EXERCISE DESCRIPTION
Line by line, copy the material that follows without leaving anything out.

DATA TO USE
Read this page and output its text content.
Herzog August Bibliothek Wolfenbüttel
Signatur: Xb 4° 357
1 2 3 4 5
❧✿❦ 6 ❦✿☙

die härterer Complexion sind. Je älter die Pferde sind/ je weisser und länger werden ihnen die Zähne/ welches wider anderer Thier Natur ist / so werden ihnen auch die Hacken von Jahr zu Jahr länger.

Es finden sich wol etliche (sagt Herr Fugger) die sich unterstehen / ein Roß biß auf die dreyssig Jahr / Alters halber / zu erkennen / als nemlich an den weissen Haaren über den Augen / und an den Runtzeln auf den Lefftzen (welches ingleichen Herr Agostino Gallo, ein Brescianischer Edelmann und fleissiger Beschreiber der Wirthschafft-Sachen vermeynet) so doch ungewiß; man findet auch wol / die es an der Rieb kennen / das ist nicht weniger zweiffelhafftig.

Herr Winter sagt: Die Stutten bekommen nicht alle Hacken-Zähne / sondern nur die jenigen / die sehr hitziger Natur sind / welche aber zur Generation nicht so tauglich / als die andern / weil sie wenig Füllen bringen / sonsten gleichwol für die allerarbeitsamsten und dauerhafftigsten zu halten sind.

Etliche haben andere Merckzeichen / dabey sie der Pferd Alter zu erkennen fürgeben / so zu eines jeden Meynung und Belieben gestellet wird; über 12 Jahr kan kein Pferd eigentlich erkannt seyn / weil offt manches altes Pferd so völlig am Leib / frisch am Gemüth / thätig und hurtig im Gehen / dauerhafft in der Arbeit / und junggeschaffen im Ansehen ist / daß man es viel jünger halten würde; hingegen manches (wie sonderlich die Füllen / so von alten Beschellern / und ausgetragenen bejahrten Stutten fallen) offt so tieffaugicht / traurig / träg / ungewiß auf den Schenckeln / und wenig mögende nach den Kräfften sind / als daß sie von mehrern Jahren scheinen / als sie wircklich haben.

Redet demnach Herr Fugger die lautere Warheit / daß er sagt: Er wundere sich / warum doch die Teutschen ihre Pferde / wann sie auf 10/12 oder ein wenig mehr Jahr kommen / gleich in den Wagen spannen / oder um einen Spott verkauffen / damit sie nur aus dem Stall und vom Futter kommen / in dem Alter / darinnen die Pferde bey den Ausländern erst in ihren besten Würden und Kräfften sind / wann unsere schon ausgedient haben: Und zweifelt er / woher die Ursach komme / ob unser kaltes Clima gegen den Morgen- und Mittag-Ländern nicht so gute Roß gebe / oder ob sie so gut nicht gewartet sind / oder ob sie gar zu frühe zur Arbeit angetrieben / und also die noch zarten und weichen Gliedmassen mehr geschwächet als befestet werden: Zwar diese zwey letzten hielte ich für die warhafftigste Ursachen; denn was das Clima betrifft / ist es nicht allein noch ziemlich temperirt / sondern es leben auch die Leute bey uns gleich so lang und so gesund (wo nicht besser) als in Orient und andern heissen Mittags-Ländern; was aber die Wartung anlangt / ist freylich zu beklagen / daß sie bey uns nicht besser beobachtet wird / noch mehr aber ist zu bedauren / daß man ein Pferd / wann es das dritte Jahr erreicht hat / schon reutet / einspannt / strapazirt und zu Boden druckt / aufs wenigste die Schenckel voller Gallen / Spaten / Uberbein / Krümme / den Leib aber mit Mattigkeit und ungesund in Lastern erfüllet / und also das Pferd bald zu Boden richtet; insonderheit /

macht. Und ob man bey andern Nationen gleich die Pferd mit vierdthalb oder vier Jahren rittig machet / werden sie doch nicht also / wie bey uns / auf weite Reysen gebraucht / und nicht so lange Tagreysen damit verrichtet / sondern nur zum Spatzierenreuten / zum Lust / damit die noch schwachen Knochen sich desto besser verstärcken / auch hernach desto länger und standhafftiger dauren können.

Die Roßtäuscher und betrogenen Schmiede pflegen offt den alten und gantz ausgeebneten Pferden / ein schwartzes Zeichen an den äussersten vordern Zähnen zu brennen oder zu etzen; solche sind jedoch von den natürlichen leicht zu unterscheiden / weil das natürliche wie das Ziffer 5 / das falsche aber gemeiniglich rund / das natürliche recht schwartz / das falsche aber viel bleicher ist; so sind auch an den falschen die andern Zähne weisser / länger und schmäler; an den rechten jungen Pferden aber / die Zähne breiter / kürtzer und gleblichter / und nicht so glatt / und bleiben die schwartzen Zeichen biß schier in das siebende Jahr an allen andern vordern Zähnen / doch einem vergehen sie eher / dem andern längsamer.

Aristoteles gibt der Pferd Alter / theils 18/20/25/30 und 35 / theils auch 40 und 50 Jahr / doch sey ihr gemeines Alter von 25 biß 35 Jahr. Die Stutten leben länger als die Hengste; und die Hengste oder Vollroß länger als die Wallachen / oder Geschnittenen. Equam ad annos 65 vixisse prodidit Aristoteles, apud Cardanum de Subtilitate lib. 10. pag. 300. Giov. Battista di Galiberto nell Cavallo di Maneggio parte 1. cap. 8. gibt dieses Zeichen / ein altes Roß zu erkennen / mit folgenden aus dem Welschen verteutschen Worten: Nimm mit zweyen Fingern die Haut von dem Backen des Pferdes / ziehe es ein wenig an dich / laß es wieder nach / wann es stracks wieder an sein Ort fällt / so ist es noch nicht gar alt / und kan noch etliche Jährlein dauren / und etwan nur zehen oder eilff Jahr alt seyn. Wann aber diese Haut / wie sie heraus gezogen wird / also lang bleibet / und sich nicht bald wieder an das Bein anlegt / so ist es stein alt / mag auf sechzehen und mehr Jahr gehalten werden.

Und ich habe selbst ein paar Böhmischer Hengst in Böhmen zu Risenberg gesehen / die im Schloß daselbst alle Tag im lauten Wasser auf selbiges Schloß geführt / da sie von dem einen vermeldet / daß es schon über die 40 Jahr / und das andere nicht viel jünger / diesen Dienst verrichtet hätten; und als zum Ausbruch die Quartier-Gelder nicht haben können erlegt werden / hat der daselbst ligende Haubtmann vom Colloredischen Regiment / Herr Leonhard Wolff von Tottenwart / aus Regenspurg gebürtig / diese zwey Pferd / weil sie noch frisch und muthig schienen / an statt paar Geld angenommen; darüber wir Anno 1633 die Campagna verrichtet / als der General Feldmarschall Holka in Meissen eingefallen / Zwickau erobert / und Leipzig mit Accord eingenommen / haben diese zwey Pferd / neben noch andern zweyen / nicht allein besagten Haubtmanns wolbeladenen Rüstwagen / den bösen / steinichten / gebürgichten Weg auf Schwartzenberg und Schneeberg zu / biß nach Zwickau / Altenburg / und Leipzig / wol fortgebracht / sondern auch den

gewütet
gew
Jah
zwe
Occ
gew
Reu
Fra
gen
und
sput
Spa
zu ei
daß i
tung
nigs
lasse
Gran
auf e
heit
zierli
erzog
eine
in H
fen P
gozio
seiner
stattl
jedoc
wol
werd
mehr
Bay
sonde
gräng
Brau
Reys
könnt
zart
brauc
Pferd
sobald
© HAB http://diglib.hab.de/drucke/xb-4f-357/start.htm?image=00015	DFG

WORKED SOLUTION
Read this page and output its text content.
Herzog August Bibliothek Wolfenbüttel
Signatur: Xb 4° 357
1 2 3 4 5
❧✿❦ 6 ❦✿☙

die härterer Complexion sind. Je älter die Pferde sind/ je weisser und länger werden ihnen die Zähne/ welches wider anderer Thier Natur ist / so werden ihnen auch die Hacken von Jahr zu Jahr länger.

Es finden sich wol etliche (sagt Herr Fugger) die sich unterstehen / ein Roß biß auf die dreyssig Jahr / Alters halber / zu erkennen / als nemlich an den weissen Haaren über den Augen / und an den Runtzeln auf den Lefftzen (welches ingleichen Herr Agostino Gallo, ein Brescianischer Edelmann und fleissiger Beschreiber der Wirthschafft-Sachen vermeynet) so doch ungewiß; man findet auch wol / die es an der Rieb kennen / das ist nicht weniger zweiffelhafftig.

Herr Winter sagt: Die Stutten bekommen nicht alle Hacken-Zähne / sondern nur die jenigen / die sehr hitziger Natur sind / welche aber zur Generation nicht so tauglich / als die andern / weil sie wenig Füllen bringen / sonsten gleichwol für die allerarbeitsamsten und dauerhafftigsten zu halten sind.

Etliche haben andere Merckzeichen / dabey sie der Pferd Alter zu erkennen fürgeben / so zu eines jeden Meynung und Belieben gestellet wird; über 12 Jahr kan kein Pferd eigentlich erkannt seyn / weil offt manches altes Pferd so völlig am Leib / frisch am Gemüth / thätig und hurtig im Gehen / dauerhafft in der Arbeit / und junggeschaffen im Ansehen ist / daß man es viel jünger halten würde; hingegen manches (wie sonderlich die Füllen / so von alten Beschellern / und ausgetragenen bejahrten Stutten fallen) offt so tieffaugicht / traurig / träg / ungewiß auf den Schenckeln / und wenig mögende nach den Kräfften sind / als daß sie von mehrern Jahren scheinen / als sie wircklich haben.

Redet demnach Herr Fugger die lautere Warheit / daß er sagt: Er wundere sich / warum doch die Teutschen ihre Pferde / wann sie auf 10/12 oder ein wenig mehr Jahr kommen / gleich in den Wagen spannen / oder um einen Spott verkauffen / damit sie nur aus dem Stall und vom Futter kommen / in dem Alter / darinnen die Pferde bey den Ausländern erst in ihren besten Würden und Kräfften sind / wann unsere schon ausgedient haben: Und zweifelt er / woher die Ursach komme / ob unser kaltes Clima gegen den Morgen- und Mittag-Ländern nicht so gute Roß gebe / oder ob sie so gut nicht gewartet sind / oder ob sie gar zu frühe zur Arbeit angetrieben / und also die noch zarten und weichen Gliedmassen mehr geschwächet als befestet werden: Zwar diese zwey letzten hielte ich für die warhafftigste Ursachen; denn was das Clima betrifft / ist es nicht allein noch ziemlich temperirt / sondern es leben auch die Leute bey uns gleich so lang und so gesund (wo nicht besser) als in Orient und andern heissen Mittags-Ländern; was aber die Wartung anlangt / ist freylich zu beklagen / daß sie bey uns nicht besser beobachtet wird / noch mehr aber ist zu bedauren / daß man ein Pferd / wann es das dritte Jahr erreicht hat / schon reutet / einspannt / strapazirt und zu Boden druckt / aufs wenigste die Schenckel voller Gallen / Spaten / Uberbein / Krümme / den Leib aber mit Mattigkeit und ungesund in Lastern erfüllet / und also das Pferd bald zu Boden richtet; insonderheit /

macht. Und ob man bey andern Nationen gleich die Pferd mit vierdthalb oder vier Jahren rittig machet / werden sie doch nicht also / wie bey uns / auf weite Reysen gebraucht / und nicht so lange Tagreysen damit verrichtet / sondern nur zum Spatzierenreuten / zum Lust / damit die noch schwachen Knochen sich desto besser verstärcken / auch hernach desto länger und standhafftiger dauren können.

Die Roßtäuscher und betrogenen Schmiede pflegen offt den alten und gantz ausgeebneten Pferden / ein schwartzes Zeichen an den äussersten vordern Zähnen zu brennen oder zu etzen; solche sind jedoch von den natürlichen leicht zu unterscheiden / weil das natürliche wie das Ziffer 5 / das falsche aber gemeiniglich rund / das natürliche recht schwartz / das falsche aber viel bleicher ist; so sind auch an den falschen die andern Zähne weisser / länger und schmäler; an den rechten jungen Pferden aber / die Zähne breiter / kürtzer und gleblichter / und nicht so glatt / und bleiben die schwartzen Zeichen biß schier in das siebende Jahr an allen andern vordern Zähnen / doch einem vergehen sie eher / dem andern längsamer.

Aristoteles gibt der Pferd Alter / theils 18/20/25/30 und 35 / theils auch 40 und 50 Jahr / doch sey ihr gemeines Alter von 25 biß 35 Jahr. Die Stutten leben länger als die Hengste; und die Hengste oder Vollroß länger als die Wallachen / oder Geschnittenen. Equam ad annos 65 vixisse prodidit Aristoteles, apud Cardanum de Subtilitate lib. 10. pag. 300. Giov. Battista di Galiberto nell Cavallo di Maneggio parte 1. cap. 8. gibt dieses Zeichen / ein altes Roß zu erkennen / mit folgenden aus dem Welschen verteutschen Worten: Nimm mit zweyen Fingern die Haut von dem Backen des Pferdes / ziehe es ein wenig an dich / laß es wieder nach / wann es stracks wieder an sein Ort fällt / so ist es noch nicht gar alt / und kan noch etliche Jährlein dauren / und etwan nur zehen oder eilff Jahr alt seyn. Wann aber diese Haut / wie sie heraus gezogen wird / also lang bleibet / und sich nicht bald wieder an das Bein anlegt / so ist es stein alt / mag auf sechzehen und mehr Jahr gehalten werden.

Und ich habe selbst ein paar Böhmischer Hengst in Böhmen zu Risenberg gesehen / die im Schloß daselbst alle Tag im lauten Wasser auf selbiges Schloß geführt / da sie von dem einen vermeldet / daß es schon über die 40 Jahr / und das andere nicht viel jünger / diesen Dienst verrichtet hätten; und als zum Ausbruch die Quartier-Gelder nicht haben können erlegt werden / hat der daselbst ligende Haubtmann vom Colloredischen Regiment / Herr Leonhard Wolff von Tottenwart / aus Regenspurg gebürtig / diese zwey Pferd / weil sie noch frisch und muthig schienen / an statt paar Geld angenommen; darüber wir Anno 1633 die Campagna verrichtet / als der General Feldmarschall Holka in Meissen eingefallen / Zwickau erobert / und Leipzig mit Accord eingenommen / haben diese zwey Pferd / neben noch andern zweyen / nicht allein besagten Haubtmanns wolbeladenen Rüstwagen / den bösen / steinichten / gebürgichten Weg auf Schwartzenberg und Schneeberg zu / biß nach Zwickau / Altenburg / und Leipzig / wol fortgebracht / sondern auch den

gewütet
gew
Jah
zwe
Occ
gew
Reu
Fra
gen
und
sput
Spa
zu ei
daß i
tung
nigs
lasse
Gran
auf e
heit
zierli
erzog
eine
in H
fen P
gozio
seiner
stattl
jedoc
wol
werd
mehr
Bay
sonde
gräng
Brau
Reys
könnt
zart
brauc
Pferd
sobald
© HAB http://diglib.hab.de/drucke/xb-4f-357/start.htm?image=00015	DFG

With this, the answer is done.